• **Exercise details**
Locate the line containing "What does this", then please write out that line and all the lines below it in the entries exactly.

:::

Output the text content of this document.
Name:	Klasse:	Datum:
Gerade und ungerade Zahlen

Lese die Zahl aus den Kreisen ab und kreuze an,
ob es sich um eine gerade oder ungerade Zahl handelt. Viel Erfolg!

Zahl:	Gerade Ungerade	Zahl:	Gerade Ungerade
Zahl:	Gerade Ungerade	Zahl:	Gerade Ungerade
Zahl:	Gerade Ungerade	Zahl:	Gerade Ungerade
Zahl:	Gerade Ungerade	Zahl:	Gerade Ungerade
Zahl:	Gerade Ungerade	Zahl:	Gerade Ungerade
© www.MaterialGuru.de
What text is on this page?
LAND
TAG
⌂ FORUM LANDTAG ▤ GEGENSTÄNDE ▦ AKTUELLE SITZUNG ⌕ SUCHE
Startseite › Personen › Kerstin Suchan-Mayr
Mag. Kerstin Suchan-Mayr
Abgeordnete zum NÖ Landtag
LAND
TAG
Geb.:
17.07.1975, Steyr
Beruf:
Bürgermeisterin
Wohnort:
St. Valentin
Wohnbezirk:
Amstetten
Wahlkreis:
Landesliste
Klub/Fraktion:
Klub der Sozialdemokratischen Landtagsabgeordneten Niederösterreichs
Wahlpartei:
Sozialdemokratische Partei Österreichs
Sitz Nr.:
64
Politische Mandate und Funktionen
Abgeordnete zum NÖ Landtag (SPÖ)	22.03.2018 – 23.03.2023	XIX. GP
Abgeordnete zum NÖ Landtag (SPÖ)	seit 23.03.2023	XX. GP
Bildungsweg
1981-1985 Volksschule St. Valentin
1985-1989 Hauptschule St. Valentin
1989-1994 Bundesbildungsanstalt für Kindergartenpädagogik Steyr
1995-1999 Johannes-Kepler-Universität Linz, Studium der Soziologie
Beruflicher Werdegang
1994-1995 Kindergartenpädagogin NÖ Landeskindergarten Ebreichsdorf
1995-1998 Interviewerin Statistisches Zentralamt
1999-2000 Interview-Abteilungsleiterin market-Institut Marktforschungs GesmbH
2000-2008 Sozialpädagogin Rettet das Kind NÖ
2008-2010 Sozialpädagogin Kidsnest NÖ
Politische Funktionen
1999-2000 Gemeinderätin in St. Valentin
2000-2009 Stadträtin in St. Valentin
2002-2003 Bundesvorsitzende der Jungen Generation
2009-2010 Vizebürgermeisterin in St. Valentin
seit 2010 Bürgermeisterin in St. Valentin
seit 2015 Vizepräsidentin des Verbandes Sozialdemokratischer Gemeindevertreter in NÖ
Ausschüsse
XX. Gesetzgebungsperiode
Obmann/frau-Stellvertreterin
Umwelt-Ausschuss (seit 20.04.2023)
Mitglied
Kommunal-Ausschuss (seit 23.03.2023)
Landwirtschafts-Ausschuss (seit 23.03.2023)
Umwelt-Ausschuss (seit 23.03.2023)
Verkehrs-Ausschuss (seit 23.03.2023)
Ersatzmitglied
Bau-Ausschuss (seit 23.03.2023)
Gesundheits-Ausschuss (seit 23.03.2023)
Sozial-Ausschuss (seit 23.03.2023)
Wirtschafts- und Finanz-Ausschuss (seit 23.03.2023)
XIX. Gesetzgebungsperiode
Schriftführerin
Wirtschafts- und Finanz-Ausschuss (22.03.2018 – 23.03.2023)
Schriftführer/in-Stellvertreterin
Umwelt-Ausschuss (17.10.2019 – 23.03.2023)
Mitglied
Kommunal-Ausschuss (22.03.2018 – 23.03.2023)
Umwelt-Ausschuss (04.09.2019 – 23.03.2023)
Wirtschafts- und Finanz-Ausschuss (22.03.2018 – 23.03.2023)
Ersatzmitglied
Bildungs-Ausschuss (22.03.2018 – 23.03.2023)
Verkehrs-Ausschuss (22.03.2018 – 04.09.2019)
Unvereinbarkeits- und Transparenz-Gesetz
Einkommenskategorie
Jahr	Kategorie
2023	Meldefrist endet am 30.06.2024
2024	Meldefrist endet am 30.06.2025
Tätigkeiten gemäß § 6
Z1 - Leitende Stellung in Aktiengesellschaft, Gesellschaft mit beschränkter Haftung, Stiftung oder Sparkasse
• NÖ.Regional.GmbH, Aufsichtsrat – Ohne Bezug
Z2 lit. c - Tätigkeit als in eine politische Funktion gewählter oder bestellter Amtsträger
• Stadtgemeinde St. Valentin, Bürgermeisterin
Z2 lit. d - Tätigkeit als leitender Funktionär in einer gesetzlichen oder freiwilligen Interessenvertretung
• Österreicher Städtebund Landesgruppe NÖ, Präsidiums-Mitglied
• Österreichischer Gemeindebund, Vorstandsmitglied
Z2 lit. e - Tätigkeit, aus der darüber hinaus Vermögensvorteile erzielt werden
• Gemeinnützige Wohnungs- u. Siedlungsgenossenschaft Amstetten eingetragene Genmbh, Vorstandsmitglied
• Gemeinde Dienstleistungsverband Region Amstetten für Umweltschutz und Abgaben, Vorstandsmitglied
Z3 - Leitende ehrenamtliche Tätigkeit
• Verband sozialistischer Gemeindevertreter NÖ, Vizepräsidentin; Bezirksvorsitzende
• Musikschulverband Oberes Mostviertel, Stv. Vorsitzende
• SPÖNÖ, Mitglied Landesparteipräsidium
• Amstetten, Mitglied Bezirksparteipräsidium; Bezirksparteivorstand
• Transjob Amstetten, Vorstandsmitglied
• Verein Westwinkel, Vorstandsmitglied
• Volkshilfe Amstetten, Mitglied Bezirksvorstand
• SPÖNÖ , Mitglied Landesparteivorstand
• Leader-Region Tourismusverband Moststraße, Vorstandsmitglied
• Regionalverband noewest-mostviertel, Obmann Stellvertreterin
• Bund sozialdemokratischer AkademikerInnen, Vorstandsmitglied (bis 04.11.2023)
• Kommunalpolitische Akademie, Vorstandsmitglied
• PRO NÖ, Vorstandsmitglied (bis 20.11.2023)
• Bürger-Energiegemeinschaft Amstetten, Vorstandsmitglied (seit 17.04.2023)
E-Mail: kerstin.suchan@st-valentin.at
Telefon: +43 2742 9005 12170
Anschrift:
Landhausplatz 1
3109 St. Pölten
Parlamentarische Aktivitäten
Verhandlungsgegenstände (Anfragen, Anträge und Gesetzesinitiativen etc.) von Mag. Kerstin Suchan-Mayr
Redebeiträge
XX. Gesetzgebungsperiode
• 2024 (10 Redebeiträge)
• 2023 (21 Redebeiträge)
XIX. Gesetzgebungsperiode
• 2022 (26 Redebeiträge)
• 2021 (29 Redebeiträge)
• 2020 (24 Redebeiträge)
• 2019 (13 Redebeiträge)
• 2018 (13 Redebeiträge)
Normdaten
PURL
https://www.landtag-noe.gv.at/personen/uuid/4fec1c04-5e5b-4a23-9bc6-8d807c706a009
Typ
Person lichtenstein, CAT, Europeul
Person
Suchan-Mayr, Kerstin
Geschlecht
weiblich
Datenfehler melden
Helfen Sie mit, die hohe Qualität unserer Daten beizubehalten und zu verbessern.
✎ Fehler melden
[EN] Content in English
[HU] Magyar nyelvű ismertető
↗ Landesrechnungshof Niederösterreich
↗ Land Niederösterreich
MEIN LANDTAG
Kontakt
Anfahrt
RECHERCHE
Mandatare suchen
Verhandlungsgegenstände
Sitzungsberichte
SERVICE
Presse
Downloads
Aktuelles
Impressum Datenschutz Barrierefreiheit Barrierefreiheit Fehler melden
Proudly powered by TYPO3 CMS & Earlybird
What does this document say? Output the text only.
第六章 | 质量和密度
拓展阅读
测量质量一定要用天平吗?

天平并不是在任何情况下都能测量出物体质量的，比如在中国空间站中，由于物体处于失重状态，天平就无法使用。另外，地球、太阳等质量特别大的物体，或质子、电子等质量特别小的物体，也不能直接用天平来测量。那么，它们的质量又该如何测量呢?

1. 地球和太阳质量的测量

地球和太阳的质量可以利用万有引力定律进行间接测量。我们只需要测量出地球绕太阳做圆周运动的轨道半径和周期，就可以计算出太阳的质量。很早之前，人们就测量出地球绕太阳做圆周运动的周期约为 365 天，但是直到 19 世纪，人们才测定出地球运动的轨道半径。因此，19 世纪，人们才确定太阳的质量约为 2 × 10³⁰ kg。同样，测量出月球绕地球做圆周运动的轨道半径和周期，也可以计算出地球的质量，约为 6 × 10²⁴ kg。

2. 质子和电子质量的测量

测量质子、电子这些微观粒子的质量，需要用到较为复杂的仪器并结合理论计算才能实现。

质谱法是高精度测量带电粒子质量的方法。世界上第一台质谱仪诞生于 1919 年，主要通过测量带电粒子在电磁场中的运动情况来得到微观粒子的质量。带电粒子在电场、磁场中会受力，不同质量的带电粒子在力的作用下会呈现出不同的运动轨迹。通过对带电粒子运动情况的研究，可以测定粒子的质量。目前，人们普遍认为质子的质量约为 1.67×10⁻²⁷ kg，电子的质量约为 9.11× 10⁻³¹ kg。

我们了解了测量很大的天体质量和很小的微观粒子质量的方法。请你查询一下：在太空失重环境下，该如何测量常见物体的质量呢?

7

:::

• **Output of the exercise**
What does this document say? Output the text only.
第六章 | 质量和密度
拓展阅读
测量质量一定要用天平吗?

天平并不是在任何情况下都能测量出物体质量的，比如在中国空间站中，由于物体处于失重状态，天平就无法使用。另外，地球、太阳等质量特别大的物体，或质子、电子等质量特别小的物体，也不能直接用天平来测量。那么，它们的质量又该如何测量呢?

1. 地球和太阳质量的测量

地球和太阳的质量可以利用万有引力定律进行间接测量。我们只需要测量出地球绕太阳做圆周运动的轨道半径和周期，就可以计算出太阳的质量。很早之前，人们就测量出地球绕太阳做圆周运动的周期约为 365 天，但是直到 19 世纪，人们才测定出地球运动的轨道半径。因此，19 世纪，人们才确定太阳的质量约为 2 × 10³⁰ kg。同样，测量出月球绕地球做圆周运动的轨道半径和周期，也可以计算出地球的质量，约为 6 × 10²⁴ kg。

2. 质子和电子质量的测量

测量质子、电子这些微观粒子的质量，需要用到较为复杂的仪器并结合理论计算才能实现。

质谱法是高精度测量带电粒子质量的方法。世界上第一台质谱仪诞生于 1919 年，主要通过测量带电粒子在电磁场中的运动情况来得到微观粒子的质量。带电粒子在电场、磁场中会受力，不同质量的带电粒子在力的作用下会呈现出不同的运动轨迹。通过对带电粒子运动情况的研究，可以测定粒子的质量。目前，人们普遍认为质子的质量约为 1.67×10⁻²⁷ kg，电子的质量约为 9.11× 10⁻³¹ kg。

我们了解了测量很大的天体质量和很小的微观粒子质量的方法。请你查询一下：在太空失重环境下，该如何测量常见物体的质量呢?

7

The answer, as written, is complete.